__Short problem__.
List all lines of the data containing the word "fluorescent".
╔══
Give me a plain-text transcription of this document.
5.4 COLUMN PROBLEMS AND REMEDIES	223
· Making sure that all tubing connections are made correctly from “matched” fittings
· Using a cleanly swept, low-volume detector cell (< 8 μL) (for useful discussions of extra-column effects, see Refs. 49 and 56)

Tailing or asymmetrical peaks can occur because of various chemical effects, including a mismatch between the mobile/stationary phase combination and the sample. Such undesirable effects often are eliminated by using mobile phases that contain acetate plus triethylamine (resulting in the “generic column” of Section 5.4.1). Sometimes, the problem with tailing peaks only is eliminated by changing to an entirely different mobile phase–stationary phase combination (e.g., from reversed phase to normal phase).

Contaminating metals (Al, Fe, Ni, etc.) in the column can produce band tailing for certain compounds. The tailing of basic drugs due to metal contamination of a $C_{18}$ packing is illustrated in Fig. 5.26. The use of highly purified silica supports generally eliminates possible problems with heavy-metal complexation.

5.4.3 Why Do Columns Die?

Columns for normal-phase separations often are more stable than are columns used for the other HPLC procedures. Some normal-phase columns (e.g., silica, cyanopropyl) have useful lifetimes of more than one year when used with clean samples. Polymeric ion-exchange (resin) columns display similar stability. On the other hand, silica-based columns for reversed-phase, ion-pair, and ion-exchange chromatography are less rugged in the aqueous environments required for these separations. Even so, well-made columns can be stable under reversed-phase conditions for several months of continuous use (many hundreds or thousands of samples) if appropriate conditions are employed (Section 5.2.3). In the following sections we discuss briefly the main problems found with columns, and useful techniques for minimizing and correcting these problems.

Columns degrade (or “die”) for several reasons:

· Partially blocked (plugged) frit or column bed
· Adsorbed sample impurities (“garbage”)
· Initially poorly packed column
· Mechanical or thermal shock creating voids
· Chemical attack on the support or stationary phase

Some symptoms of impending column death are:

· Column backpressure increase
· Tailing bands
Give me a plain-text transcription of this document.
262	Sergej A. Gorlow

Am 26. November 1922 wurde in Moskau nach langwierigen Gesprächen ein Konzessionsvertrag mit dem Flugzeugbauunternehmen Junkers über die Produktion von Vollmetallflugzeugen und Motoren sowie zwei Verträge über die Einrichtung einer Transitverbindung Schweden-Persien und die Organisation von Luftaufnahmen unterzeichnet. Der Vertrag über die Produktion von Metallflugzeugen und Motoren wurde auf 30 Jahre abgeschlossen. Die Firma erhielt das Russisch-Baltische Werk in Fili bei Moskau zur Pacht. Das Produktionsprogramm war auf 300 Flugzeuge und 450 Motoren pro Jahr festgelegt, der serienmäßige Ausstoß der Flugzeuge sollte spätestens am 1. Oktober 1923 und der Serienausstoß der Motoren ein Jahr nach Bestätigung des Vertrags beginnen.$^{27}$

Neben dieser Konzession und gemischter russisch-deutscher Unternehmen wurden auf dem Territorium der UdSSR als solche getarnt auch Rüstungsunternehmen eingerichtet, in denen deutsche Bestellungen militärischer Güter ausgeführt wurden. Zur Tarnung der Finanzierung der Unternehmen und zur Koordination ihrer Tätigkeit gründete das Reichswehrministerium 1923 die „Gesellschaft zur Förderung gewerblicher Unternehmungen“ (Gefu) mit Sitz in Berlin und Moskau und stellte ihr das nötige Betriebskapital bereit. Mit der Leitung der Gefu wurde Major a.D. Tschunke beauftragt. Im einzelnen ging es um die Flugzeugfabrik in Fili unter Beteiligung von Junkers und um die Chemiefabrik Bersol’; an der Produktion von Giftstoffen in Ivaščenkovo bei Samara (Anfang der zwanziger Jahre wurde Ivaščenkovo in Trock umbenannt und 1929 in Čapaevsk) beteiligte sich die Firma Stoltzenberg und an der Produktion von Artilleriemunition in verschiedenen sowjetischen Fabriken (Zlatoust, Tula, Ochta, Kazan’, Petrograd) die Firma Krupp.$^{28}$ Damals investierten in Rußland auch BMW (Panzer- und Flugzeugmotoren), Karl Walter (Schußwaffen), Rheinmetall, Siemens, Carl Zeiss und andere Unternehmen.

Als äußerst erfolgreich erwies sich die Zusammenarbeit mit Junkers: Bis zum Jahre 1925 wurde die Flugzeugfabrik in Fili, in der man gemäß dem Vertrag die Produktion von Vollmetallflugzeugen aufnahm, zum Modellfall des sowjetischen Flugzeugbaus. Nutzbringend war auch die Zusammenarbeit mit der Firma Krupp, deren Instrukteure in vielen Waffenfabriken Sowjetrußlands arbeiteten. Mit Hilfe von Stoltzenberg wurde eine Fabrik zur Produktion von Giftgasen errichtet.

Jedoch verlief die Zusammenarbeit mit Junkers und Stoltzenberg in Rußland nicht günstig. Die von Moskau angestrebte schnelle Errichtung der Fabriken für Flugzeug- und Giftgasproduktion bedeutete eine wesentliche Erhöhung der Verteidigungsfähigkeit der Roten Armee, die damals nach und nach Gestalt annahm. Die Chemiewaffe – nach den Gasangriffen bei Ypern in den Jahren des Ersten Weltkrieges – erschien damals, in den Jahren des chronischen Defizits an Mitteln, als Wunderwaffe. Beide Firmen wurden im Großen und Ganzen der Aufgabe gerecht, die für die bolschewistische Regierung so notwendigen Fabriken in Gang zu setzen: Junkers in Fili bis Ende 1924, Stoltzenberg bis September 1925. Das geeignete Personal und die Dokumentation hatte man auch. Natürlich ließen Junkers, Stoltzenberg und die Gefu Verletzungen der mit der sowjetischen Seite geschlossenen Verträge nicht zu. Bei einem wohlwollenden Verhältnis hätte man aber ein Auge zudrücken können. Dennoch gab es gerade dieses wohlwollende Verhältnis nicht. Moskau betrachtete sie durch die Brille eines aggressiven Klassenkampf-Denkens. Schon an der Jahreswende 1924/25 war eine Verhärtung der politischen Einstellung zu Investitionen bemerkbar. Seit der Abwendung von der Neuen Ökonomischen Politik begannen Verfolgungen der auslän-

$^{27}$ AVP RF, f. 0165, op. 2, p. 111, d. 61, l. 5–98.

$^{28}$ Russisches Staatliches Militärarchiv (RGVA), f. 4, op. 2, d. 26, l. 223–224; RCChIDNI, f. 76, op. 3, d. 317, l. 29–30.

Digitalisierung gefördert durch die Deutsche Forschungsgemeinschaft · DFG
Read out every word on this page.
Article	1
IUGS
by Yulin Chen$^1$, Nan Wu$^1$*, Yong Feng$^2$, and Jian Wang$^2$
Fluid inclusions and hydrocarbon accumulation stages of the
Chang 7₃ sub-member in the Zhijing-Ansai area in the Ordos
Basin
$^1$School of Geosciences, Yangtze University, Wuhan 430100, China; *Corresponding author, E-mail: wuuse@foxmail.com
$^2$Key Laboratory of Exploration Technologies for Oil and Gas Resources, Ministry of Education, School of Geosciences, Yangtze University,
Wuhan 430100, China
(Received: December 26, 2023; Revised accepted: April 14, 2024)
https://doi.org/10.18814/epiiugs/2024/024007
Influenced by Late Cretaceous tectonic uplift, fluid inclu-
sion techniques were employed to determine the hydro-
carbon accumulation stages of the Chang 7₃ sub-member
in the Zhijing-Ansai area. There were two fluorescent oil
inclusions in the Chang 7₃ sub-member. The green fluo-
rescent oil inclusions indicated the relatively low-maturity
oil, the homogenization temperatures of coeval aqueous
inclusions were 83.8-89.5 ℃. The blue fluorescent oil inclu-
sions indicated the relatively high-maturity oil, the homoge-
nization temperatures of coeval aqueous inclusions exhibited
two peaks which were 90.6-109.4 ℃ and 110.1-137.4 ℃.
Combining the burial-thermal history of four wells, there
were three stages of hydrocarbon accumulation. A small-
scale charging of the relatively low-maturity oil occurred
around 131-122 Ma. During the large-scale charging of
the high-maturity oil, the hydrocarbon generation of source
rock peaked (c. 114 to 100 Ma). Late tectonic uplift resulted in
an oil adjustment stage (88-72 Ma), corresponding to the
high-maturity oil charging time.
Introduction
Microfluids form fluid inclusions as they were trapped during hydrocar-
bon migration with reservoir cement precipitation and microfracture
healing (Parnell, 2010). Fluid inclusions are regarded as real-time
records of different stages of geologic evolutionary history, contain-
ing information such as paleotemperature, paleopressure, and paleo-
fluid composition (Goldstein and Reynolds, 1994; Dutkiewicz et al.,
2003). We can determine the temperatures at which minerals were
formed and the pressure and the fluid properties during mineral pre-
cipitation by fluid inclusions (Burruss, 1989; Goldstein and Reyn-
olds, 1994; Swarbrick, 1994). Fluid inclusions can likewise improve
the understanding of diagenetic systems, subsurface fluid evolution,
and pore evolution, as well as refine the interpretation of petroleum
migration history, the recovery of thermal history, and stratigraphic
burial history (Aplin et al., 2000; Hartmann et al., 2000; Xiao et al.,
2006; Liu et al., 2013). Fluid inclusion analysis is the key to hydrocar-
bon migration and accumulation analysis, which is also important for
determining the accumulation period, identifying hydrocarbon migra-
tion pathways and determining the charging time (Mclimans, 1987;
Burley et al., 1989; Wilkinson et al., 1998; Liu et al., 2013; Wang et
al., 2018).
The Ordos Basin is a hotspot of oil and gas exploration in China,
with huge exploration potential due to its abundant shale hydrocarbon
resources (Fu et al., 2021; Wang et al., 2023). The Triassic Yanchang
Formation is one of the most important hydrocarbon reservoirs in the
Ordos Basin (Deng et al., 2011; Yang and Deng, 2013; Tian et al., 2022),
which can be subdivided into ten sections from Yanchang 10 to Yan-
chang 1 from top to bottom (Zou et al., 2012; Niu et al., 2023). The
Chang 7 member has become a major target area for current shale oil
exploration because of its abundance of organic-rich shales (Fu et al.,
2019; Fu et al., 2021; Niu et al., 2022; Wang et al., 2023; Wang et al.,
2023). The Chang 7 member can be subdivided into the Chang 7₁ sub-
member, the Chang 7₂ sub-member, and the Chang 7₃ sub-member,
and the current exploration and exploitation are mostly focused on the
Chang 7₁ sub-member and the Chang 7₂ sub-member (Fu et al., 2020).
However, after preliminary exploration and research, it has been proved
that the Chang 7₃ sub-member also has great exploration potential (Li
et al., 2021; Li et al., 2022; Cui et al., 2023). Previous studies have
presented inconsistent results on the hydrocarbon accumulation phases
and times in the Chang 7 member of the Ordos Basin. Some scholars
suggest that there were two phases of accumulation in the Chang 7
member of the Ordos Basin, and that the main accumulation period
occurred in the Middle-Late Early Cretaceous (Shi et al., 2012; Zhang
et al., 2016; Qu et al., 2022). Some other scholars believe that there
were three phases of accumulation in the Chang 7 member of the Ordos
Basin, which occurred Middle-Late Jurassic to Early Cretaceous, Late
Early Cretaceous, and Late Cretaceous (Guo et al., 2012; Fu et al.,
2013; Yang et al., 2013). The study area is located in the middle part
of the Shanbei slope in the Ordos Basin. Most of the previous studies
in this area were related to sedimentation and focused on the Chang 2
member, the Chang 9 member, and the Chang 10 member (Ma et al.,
╚══
__Expected answer__.
in the Zhijing-Ansai area. There were two fluorescent oil
inclusions were 83.8-89.5 ℃. The blue fluorescent oil inclu-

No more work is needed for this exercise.